_RECORDS TO USE_
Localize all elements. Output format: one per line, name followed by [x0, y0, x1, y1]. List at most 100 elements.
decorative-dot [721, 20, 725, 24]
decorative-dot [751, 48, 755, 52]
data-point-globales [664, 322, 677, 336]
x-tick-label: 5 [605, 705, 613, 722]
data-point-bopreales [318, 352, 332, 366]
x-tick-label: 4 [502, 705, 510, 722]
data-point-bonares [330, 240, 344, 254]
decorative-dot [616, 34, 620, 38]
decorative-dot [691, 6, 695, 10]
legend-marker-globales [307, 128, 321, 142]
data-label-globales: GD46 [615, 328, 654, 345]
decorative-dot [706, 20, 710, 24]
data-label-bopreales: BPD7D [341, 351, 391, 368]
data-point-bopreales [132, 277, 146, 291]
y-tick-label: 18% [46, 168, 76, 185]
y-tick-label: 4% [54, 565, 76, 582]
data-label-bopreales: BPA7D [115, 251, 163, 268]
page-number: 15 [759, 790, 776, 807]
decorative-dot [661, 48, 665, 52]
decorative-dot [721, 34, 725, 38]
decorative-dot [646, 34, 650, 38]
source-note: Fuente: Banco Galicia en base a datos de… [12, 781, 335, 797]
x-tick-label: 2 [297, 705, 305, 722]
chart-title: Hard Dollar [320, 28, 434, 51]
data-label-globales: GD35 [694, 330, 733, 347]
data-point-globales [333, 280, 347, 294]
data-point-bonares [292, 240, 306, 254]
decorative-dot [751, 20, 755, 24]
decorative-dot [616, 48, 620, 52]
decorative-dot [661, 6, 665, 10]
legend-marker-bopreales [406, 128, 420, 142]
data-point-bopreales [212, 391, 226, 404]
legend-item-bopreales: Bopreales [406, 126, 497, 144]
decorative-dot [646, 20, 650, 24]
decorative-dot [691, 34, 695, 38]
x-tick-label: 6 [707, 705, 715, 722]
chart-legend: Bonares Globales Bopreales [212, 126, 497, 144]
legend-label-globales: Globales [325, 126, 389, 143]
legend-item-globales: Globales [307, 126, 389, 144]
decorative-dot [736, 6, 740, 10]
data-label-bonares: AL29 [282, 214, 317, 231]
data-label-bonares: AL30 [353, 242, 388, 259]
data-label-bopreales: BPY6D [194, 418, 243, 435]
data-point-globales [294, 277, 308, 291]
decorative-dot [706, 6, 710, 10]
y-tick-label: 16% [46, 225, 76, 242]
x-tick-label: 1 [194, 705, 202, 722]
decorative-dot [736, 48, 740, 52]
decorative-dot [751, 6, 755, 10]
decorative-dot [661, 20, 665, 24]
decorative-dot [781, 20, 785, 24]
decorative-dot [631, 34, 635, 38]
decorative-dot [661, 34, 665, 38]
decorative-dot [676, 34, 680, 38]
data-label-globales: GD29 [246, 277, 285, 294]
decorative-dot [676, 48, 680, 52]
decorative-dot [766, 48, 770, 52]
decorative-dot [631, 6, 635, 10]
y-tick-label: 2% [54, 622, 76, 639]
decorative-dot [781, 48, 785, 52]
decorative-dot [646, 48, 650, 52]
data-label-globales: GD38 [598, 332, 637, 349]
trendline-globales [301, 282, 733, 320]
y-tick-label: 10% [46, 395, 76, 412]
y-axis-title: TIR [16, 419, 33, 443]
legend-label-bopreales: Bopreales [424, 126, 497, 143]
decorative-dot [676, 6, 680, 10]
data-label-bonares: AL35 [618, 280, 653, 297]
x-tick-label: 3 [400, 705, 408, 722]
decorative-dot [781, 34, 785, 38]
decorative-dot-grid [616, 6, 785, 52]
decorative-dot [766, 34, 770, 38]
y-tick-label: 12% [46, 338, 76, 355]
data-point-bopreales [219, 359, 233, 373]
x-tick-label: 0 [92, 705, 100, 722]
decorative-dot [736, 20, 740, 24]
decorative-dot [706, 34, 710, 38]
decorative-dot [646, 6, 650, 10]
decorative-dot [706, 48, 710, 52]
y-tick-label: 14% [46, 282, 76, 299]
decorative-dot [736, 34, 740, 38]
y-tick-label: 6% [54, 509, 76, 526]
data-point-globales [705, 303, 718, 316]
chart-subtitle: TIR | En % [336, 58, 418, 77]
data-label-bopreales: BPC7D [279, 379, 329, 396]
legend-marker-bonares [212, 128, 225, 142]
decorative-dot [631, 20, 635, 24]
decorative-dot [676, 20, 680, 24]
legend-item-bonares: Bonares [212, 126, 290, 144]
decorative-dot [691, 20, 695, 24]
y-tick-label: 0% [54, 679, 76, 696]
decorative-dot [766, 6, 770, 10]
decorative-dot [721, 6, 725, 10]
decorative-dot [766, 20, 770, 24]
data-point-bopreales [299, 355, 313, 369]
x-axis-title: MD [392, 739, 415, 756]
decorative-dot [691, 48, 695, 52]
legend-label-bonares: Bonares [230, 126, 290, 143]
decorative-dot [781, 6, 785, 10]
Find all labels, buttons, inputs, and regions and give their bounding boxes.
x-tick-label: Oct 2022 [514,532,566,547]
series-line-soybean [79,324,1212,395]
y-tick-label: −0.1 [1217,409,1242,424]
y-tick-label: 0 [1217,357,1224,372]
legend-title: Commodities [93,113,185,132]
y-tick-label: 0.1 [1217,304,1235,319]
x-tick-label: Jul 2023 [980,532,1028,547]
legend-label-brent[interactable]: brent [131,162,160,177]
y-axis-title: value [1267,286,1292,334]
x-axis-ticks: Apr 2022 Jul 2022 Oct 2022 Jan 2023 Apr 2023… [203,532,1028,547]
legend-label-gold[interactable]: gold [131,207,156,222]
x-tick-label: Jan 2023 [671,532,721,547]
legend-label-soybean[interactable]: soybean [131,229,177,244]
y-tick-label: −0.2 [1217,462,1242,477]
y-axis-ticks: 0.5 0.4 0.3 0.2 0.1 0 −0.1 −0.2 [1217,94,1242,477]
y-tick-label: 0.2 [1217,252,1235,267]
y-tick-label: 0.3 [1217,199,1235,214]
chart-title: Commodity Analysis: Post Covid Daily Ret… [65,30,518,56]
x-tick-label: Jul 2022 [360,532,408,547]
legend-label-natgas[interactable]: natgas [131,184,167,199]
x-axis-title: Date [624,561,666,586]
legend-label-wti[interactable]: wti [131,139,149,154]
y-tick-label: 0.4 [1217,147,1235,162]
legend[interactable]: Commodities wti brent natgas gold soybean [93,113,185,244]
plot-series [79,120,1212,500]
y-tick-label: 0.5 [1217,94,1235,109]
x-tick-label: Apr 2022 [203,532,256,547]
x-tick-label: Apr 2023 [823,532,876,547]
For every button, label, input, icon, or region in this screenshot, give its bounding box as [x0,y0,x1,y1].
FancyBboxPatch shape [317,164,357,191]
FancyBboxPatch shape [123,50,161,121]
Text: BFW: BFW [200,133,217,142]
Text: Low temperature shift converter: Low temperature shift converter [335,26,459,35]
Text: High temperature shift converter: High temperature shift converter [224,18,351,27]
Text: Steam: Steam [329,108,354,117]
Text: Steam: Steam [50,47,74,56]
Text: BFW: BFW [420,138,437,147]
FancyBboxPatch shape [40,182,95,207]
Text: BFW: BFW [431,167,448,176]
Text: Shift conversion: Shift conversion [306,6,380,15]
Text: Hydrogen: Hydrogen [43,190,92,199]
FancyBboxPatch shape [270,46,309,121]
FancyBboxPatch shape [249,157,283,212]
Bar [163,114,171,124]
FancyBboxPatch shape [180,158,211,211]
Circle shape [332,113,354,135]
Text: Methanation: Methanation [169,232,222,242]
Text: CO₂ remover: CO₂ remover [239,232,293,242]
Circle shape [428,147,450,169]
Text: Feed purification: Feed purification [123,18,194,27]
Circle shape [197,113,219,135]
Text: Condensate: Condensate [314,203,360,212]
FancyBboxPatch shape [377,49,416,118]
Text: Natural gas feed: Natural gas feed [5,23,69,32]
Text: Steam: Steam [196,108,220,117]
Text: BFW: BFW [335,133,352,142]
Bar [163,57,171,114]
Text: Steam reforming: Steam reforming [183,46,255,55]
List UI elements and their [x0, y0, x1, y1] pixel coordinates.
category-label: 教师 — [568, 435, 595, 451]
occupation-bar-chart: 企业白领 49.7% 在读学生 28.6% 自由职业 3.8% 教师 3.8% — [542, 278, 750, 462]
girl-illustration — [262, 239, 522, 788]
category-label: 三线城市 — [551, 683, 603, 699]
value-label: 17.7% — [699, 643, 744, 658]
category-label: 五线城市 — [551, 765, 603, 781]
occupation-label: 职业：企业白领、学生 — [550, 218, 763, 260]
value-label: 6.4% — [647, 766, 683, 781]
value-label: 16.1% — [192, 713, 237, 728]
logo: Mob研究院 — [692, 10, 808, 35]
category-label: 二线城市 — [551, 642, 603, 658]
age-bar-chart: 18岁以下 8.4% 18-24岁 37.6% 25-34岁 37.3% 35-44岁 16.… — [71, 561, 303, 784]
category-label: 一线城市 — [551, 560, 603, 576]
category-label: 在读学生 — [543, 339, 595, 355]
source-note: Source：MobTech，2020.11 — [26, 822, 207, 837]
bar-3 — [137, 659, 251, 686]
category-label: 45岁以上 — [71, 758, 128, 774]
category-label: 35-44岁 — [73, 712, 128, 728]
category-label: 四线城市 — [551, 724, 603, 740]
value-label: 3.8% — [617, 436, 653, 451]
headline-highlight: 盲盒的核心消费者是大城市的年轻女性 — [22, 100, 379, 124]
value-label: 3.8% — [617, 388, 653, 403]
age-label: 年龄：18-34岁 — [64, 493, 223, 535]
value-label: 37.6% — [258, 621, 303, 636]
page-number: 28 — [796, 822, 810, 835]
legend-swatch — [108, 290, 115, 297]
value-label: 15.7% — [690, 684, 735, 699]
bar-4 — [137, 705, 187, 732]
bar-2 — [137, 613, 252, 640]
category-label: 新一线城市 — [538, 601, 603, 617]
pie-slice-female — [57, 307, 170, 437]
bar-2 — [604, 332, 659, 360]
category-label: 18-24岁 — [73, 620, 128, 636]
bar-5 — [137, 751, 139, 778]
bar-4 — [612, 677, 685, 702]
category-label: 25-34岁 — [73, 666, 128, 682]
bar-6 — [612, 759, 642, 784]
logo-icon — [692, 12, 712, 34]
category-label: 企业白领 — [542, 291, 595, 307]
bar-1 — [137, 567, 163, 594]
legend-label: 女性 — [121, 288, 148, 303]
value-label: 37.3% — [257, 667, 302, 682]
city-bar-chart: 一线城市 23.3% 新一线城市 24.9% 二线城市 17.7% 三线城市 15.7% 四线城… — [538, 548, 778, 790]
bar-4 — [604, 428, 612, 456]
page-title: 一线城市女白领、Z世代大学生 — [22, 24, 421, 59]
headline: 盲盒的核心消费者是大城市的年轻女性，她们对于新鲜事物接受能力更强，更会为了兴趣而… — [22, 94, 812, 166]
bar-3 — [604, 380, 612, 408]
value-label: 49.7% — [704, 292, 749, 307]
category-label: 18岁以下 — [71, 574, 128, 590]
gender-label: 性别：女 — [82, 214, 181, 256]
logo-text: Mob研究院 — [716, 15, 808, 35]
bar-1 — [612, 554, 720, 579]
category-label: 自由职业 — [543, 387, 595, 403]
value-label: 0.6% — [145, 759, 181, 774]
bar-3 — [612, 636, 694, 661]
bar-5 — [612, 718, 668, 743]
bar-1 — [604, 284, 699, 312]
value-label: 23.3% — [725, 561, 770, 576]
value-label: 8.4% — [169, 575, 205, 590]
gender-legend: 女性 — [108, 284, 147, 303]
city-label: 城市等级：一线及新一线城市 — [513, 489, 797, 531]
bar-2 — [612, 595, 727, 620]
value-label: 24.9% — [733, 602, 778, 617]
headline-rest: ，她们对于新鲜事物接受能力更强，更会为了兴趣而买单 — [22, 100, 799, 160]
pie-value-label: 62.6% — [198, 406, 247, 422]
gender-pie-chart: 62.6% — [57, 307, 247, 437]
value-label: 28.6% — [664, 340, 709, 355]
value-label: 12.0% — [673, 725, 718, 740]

_WHAT TO WORK ON_
Could you copy out the material word for word, starting with its very first line and going on through the line with "decorative-dot [706, 20, 710, 24]", including both of those lines?

_RESULT BELOW_
Localize all elements. Output format: one per line, name followed by [x0, y0, x1, y1]. List at most 100 elements.
decorative-dot [721, 20, 725, 24]
decorative-dot [751, 48, 755, 52]
data-point-globales [664, 322, 677, 336]
x-tick-label: 5 [605, 705, 613, 722]
data-point-bopreales [318, 352, 332, 366]
x-tick-label: 4 [502, 705, 510, 722]
data-point-bonares [330, 240, 344, 254]
decorative-dot [616, 34, 620, 38]
decorative-dot [691, 6, 695, 10]
legend-marker-globales [307, 128, 321, 142]
data-label-globales: GD46 [615, 328, 654, 345]
decorative-dot [706, 20, 710, 24]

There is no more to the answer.